▶ Task goal
Each entry should be quoted word for word, including every mark of punctuation.

▶ Records for the task

*****

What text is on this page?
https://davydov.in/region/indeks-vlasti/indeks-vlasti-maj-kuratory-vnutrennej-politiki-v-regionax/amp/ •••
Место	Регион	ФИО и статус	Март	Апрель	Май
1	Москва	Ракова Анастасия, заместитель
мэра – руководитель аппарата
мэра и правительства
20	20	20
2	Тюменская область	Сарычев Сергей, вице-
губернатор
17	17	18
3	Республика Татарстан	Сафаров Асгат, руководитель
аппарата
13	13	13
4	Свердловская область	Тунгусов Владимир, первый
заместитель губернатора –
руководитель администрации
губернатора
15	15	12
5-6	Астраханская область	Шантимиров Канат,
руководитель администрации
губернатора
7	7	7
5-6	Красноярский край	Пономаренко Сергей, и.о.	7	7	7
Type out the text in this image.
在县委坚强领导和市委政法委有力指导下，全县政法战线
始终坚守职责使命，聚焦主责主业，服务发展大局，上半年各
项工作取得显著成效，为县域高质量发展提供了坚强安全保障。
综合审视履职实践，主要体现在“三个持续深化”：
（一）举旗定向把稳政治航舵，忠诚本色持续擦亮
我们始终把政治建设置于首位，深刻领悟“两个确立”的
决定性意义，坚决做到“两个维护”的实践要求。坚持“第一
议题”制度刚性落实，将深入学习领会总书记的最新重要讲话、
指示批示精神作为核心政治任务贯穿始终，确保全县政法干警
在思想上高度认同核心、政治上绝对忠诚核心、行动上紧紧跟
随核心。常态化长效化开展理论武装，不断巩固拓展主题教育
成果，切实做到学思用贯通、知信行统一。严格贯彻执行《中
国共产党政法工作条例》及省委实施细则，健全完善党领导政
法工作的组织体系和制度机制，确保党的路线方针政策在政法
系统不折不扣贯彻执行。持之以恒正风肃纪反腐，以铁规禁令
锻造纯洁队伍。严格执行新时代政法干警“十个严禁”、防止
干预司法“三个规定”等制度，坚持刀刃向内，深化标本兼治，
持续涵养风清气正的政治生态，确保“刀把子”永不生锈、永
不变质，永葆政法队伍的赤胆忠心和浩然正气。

*****

▶ Exercise output
What text is on this page?
https://davydov.in/region/indeks-vlasti/indeks-vlasti-maj-kuratory-vnutrennej-politiki-v-regionax/amp/ •••
Место	Регион	ФИО и статус	Март	Апрель	Май
1	Москва	Ракова Анастасия, заместитель
мэра – руководитель аппарата
мэра и правительства
20	20	20
2	Тюменская область	Сарычев Сергей, вице-
губернатор
17	17	18
3	Республика Татарстан	Сафаров Асгат, руководитель
аппарата
13	13	13
4	Свердловская область	Тунгусов Владимир, первый
заместитель губернатора –
руководитель администрации
губернатора
15	15	12
5-6	Астраханская область	Шантимиров Канат,
руководитель администрации
губернатора
7	7	7
5-6	Красноярский край	Пономаренко Сергей, и.о.	7	7	7
Type out the text in this image.
在县委坚强领导和市委政法委有力指导下，全县政法战线
始终坚守职责使命，聚焦主责主业，服务发展大局，上半年各
项工作取得显著成效，为县域高质量发展提供了坚强安全保障。
综合审视履职实践，主要体现在“三个持续深化”：
（一）举旗定向把稳政治航舵，忠诚本色持续擦亮
我们始终把政治建设置于首位，深刻领悟“两个确立”的
决定性意义，坚决做到“两个维护”的实践要求。坚持“第一
议题”制度刚性落实，将深入学习领会总书记的最新重要讲话、
指示批示精神作为核心政治任务贯穿始终，确保全县政法干警
在思想上高度认同核心、政治上绝对忠诚核心、行动上紧紧跟
随核心。常态化长效化开展理论武装，不断巩固拓展主题教育
成果，切实做到学思用贯通、知信行统一。严格贯彻执行《中
国共产党政法工作条例》及省委实施细则，健全完善党领导政
法工作的组织体系和制度机制，确保党的路线方针政策在政法
系统不折不扣贯彻执行。持之以恒正风肃纪反腐，以铁规禁令
锻造纯洁队伍。严格执行新时代政法干警“十个严禁”、防止
干预司法“三个规定”等制度，坚持刀刃向内，深化标本兼治，
持续涵养风清气正的政治生态，确保“刀把子”永不生锈、永
不变质，永葆政法队伍的赤胆忠心和浩然正气。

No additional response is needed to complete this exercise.